§ Task instructions
Across the entries, how many lines have the string "Static" in them? Reply with only a number.

Dataset listings of figures:

■ ■ ■ ■ ■ ■ ■

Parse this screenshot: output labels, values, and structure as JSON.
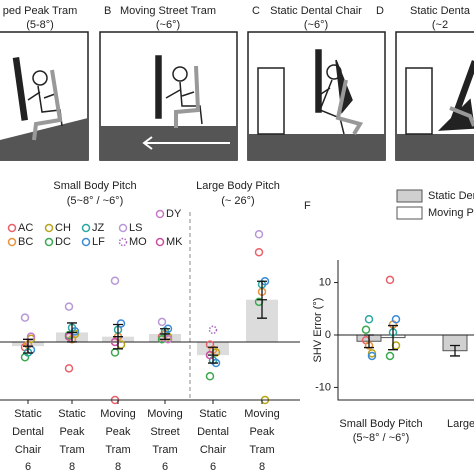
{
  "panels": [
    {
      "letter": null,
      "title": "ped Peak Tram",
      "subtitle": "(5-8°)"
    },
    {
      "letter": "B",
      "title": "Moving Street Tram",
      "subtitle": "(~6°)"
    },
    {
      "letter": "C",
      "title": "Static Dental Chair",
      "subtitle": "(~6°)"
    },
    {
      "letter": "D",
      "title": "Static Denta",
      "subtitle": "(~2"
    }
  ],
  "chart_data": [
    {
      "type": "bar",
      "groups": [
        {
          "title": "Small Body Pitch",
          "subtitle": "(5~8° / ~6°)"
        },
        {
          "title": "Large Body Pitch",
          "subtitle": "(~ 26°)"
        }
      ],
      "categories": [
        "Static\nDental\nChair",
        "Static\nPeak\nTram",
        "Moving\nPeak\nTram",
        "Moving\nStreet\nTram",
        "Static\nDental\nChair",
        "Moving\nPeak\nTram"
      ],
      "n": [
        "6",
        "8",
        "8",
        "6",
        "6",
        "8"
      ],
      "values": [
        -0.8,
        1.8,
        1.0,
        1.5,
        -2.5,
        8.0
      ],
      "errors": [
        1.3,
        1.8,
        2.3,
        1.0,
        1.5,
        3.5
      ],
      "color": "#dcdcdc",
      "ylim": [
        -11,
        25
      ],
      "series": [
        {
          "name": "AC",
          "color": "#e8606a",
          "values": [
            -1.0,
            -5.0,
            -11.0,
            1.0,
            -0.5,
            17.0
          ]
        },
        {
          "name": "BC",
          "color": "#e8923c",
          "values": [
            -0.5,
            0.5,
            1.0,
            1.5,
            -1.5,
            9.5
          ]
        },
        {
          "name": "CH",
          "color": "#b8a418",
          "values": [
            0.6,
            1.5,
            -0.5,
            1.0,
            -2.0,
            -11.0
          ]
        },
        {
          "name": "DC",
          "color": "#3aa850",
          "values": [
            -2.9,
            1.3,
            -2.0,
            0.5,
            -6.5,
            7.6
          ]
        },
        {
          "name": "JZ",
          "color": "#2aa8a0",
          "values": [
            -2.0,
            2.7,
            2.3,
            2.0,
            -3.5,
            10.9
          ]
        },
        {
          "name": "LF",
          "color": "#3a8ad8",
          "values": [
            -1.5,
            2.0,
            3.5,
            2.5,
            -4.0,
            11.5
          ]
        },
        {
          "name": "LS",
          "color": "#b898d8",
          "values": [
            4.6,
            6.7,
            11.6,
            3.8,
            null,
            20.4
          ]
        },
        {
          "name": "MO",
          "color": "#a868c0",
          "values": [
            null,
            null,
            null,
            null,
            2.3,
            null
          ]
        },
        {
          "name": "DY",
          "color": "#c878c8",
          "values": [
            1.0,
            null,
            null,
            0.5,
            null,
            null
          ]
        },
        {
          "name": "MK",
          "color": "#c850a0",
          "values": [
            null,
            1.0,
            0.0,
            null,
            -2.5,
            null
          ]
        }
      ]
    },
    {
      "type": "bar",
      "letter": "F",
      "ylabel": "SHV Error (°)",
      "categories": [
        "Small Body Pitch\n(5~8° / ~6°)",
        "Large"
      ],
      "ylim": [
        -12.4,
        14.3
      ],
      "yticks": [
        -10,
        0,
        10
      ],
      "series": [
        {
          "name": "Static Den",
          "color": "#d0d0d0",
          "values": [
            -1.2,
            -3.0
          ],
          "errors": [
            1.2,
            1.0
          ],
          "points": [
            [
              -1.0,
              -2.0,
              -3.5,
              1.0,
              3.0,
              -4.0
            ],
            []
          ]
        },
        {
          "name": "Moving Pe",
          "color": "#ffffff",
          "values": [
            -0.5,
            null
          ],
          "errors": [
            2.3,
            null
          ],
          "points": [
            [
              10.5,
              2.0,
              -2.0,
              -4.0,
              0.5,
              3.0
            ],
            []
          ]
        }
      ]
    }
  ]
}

■ ■ ■ ■ ■ ■ ■

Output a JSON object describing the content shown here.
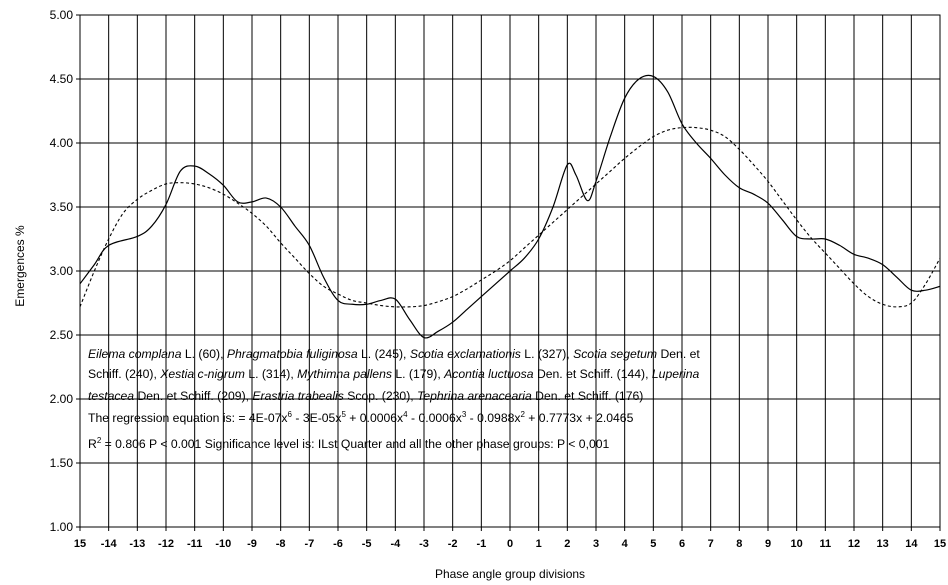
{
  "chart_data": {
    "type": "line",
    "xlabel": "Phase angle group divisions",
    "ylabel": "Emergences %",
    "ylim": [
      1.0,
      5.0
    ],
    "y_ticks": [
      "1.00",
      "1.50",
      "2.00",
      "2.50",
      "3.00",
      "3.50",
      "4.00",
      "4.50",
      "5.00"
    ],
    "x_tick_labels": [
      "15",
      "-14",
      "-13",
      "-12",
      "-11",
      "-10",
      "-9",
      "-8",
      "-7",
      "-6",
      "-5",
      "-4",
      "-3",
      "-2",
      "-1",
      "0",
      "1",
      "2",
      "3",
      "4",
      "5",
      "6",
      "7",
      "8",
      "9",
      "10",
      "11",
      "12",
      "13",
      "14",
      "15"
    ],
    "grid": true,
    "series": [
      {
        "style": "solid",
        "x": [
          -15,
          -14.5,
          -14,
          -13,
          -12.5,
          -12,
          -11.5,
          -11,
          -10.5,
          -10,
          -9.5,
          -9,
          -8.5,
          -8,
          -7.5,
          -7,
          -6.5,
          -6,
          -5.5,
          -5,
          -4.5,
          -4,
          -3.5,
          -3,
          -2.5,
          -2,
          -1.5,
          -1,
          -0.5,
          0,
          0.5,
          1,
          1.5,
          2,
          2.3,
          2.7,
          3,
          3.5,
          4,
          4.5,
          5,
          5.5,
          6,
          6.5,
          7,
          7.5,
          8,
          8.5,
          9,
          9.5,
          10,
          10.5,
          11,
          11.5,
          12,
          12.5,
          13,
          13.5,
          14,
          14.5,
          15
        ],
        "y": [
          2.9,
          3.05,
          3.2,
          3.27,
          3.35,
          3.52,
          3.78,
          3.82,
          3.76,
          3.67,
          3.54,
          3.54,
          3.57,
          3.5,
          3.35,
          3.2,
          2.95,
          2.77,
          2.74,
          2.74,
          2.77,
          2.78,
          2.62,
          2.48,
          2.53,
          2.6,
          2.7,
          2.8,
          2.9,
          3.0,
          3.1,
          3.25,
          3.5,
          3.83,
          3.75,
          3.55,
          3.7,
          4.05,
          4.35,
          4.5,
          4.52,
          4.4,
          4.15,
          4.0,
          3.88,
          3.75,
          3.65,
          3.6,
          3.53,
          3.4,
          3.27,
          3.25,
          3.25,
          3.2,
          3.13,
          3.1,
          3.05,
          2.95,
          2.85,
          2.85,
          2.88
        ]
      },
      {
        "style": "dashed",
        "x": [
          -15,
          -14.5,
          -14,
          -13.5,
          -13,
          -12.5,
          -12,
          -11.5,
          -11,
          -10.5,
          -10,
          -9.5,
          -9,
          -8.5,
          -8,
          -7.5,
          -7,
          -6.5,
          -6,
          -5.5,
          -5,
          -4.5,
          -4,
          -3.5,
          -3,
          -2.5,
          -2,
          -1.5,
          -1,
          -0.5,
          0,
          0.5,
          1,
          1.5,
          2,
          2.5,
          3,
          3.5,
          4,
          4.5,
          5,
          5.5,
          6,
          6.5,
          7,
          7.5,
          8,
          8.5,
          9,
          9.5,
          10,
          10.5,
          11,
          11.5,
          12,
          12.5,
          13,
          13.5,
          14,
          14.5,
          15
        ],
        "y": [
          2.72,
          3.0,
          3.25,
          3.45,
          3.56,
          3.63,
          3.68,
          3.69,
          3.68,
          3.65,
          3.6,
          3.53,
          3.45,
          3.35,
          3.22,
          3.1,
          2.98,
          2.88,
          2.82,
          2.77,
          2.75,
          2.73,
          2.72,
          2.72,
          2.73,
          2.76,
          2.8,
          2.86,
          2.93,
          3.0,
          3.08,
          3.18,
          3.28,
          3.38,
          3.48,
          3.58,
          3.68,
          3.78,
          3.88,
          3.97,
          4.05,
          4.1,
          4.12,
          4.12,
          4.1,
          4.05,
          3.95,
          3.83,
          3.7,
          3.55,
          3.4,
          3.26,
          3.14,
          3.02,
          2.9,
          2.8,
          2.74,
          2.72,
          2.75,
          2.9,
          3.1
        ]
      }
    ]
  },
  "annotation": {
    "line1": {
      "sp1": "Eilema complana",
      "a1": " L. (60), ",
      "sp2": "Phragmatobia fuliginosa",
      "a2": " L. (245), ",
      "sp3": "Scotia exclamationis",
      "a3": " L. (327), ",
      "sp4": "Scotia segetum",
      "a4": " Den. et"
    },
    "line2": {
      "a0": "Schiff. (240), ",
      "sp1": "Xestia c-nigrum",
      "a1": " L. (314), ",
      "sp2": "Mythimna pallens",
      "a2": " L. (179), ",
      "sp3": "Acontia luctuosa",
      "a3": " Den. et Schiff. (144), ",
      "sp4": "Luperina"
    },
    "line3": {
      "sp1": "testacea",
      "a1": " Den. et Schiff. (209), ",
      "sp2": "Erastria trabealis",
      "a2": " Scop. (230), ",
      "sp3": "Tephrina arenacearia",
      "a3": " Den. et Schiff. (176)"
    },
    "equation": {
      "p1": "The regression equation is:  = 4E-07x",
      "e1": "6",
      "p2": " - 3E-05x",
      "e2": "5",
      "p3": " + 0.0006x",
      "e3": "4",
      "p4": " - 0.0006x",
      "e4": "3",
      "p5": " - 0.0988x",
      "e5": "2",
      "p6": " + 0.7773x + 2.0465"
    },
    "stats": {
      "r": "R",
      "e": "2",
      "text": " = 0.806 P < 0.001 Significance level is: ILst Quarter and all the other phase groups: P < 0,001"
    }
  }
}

■ ■ ■ ■ ■ ■ ■

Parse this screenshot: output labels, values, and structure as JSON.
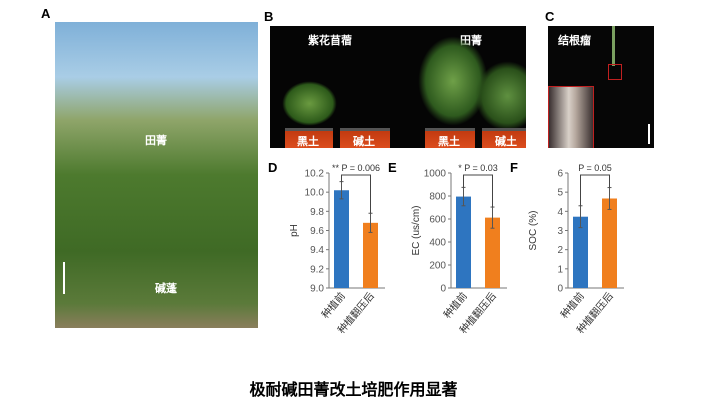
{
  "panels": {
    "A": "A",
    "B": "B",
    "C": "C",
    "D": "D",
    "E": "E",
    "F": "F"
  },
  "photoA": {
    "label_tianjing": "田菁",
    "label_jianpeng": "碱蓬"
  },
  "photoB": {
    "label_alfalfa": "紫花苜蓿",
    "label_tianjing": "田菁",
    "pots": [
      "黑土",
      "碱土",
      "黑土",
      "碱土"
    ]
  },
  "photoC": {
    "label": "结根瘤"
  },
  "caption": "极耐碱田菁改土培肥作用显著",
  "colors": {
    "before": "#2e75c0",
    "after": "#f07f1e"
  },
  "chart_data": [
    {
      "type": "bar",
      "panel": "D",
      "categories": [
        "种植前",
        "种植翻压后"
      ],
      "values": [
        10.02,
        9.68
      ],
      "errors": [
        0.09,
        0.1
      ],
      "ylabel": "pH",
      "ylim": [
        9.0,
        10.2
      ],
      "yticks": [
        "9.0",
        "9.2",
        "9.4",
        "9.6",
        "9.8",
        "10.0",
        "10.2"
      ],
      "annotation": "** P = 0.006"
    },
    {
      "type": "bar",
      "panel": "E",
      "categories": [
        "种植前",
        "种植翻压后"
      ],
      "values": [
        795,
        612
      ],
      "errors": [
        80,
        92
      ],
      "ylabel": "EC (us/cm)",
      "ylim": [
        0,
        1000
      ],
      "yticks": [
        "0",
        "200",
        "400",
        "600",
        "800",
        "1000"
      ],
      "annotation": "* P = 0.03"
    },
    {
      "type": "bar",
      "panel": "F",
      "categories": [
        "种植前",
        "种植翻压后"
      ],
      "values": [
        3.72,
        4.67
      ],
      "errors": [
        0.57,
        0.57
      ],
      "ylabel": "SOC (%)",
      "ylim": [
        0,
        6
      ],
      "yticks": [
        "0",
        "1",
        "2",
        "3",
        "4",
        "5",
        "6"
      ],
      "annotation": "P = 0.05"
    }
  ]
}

■ ■ ■ ■ ■ ■ ■

§ Full response
6